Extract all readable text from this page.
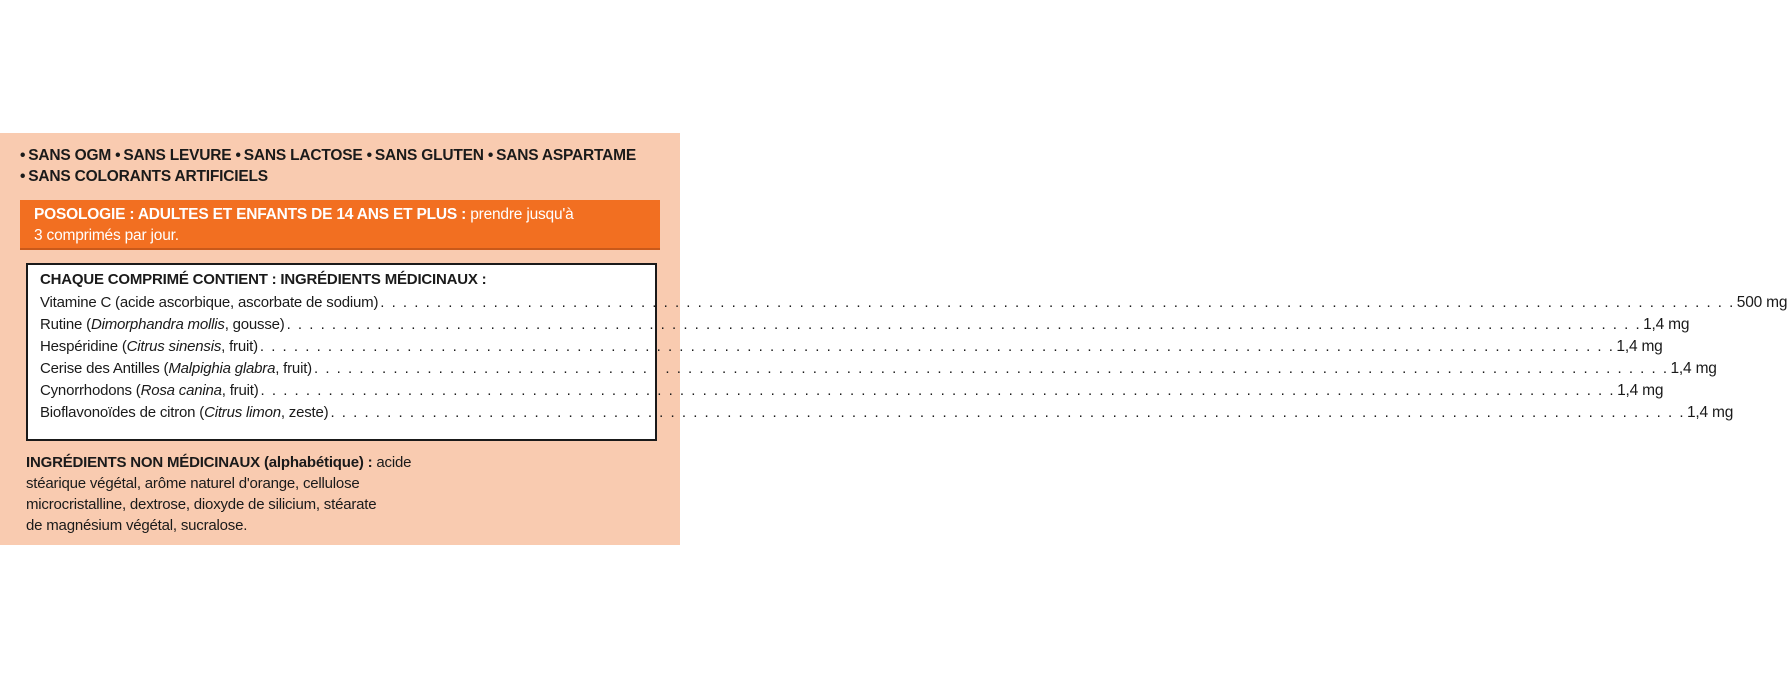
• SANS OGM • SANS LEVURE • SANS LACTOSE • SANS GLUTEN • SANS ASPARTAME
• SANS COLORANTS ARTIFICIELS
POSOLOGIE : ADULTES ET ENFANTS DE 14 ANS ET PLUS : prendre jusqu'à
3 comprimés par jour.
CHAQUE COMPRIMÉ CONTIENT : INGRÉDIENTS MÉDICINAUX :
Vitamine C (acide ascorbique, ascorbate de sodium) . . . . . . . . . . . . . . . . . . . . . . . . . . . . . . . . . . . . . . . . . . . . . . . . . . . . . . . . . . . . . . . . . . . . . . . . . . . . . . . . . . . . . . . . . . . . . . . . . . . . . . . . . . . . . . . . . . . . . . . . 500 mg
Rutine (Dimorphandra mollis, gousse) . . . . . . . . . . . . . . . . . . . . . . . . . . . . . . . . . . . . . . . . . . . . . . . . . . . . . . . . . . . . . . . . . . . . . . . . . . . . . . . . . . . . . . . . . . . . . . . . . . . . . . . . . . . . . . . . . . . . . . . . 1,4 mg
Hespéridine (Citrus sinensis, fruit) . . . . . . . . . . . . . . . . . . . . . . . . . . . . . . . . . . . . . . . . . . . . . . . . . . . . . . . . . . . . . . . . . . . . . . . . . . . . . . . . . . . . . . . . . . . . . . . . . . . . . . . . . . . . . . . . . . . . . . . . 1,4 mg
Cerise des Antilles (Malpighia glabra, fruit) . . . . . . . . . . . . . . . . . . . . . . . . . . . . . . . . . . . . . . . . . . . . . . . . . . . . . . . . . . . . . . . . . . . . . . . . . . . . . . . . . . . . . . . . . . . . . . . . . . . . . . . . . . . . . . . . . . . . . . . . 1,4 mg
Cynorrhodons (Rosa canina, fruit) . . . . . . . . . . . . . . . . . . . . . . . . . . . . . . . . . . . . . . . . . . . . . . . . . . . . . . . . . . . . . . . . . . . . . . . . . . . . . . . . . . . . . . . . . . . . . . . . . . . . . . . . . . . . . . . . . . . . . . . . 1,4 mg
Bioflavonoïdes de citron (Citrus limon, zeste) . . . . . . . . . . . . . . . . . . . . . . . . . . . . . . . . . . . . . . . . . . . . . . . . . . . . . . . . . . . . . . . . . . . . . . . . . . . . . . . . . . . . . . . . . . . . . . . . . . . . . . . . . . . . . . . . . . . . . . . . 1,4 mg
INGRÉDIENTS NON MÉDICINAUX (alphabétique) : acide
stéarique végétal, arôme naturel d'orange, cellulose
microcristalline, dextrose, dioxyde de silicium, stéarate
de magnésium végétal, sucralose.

=======

### Your goal
Exclude the images and reproduce the remaining data exactly.

### Exercise answer
Extract all readable text from this page.
• SANS OGM • SANS LEVURE • SANS LACTOSE • SANS GLUTEN • SANS ASPARTAME
• SANS COLORANTS ARTIFICIELS
POSOLOGIE : ADULTES ET ENFANTS DE 14 ANS ET PLUS : prendre jusqu'à
3 comprimés par jour.
CHAQUE COMPRIMÉ CONTIENT : INGRÉDIENTS MÉDICINAUX :
Vitamine C (acide ascorbique, ascorbate de sodium) . . . . . . . . . . . . . . . . . . . . . . . . . . . . . . . . . . . . . . . . . . . . . . . . . . . . . . . . . . . . . . . . . . . . . . . . . . . . . . . . . . . . . . . . . . . . . . . . . . . . . . . . . . . . . . . . . . . . . . . . 500 mg
Rutine (Dimorphandra mollis, gousse) . . . . . . . . . . . . . . . . . . . . . . . . . . . . . . . . . . . . . . . . . . . . . . . . . . . . . . . . . . . . . . . . . . . . . . . . . . . . . . . . . . . . . . . . . . . . . . . . . . . . . . . . . . . . . . . . . . . . . . . . 1,4 mg
Hespéridine (Citrus sinensis, fruit) . . . . . . . . . . . . . . . . . . . . . . . . . . . . . . . . . . . . . . . . . . . . . . . . . . . . . . . . . . . . . . . . . . . . . . . . . . . . . . . . . . . . . . . . . . . . . . . . . . . . . . . . . . . . . . . . . . . . . . . . 1,4 mg
Cerise des Antilles (Malpighia glabra, fruit) . . . . . . . . . . . . . . . . . . . . . . . . . . . . . . . . . . . . . . . . . . . . . . . . . . . . . . . . . . . . . . . . . . . . . . . . . . . . . . . . . . . . . . . . . . . . . . . . . . . . . . . . . . . . . . . . . . . . . . . . 1,4 mg
Cynorrhodons (Rosa canina, fruit) . . . . . . . . . . . . . . . . . . . . . . . . . . . . . . . . . . . . . . . . . . . . . . . . . . . . . . . . . . . . . . . . . . . . . . . . . . . . . . . . . . . . . . . . . . . . . . . . . . . . . . . . . . . . . . . . . . . . . . . . 1,4 mg
Bioflavonoïdes de citron (Citrus limon, zeste) . . . . . . . . . . . . . . . . . . . . . . . . . . . . . . . . . . . . . . . . . . . . . . . . . . . . . . . . . . . . . . . . . . . . . . . . . . . . . . . . . . . . . . . . . . . . . . . . . . . . . . . . . . . . . . . . . . . . . . . . 1,4 mg
INGRÉDIENTS NON MÉDICINAUX (alphabétique) : acide
stéarique végétal, arôme naturel d'orange, cellulose
microcristalline, dextrose, dioxyde de silicium, stéarate
de magnésium végétal, sucralose.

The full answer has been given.